_Work to do_:
Below is a set of records; restate each one word for word.

## start Provided data

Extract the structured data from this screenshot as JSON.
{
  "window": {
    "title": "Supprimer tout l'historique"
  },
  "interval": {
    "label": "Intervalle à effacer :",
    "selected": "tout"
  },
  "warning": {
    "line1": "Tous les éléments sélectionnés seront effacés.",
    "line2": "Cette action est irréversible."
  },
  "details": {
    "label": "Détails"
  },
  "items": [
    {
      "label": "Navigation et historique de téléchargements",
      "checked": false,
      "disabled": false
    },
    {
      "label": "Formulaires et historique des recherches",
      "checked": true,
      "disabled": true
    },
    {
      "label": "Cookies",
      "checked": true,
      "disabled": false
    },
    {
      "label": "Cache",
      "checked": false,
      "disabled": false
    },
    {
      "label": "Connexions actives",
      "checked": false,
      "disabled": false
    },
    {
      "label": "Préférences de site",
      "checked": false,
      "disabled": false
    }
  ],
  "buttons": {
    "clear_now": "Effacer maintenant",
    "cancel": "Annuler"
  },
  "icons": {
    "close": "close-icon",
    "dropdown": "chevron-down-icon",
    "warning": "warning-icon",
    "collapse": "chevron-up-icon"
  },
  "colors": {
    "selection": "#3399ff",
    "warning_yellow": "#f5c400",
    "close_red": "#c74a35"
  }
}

## end Provided data

_Exercise result_:
Extract the structured data from this screenshot as JSON.
{
  "window": {
    "title": "Supprimer tout l'historique"
  },
  "interval": {
    "label": "Intervalle à effacer :",
    "selected": "tout"
  },
  "warning": {
    "line1": "Tous les éléments sélectionnés seront effacés.",
    "line2": "Cette action est irréversible."
  },
  "details": {
    "label": "Détails"
  },
  "items": [
    {
      "label": "Navigation et historique de téléchargements",
      "checked": false,
      "disabled": false
    },
    {
      "label": "Formulaires et historique des recherches",
      "checked": true,
      "disabled": true
    },
    {
      "label": "Cookies",
      "checked": true,
      "disabled": false
    },
    {
      "label": "Cache",
      "checked": false,
      "disabled": false
    },
    {
      "label": "Connexions actives",
      "checked": false,
      "disabled": false
    },
    {
      "label": "Préférences de site",
      "checked": false,
      "disabled": false
    }
  ],
  "buttons": {
    "clear_now": "Effacer maintenant",
    "cancel": "Annuler"
  },
  "icons": {
    "close": "close-icon",
    "dropdown": "chevron-down-icon",
    "warning": "warning-icon",
    "collapse": "chevron-up-icon"
  },
  "colors": {
    "selection": "#3399ff",
    "warning_yellow": "#f5c400",
    "close_red": "#c74a35"
  }
}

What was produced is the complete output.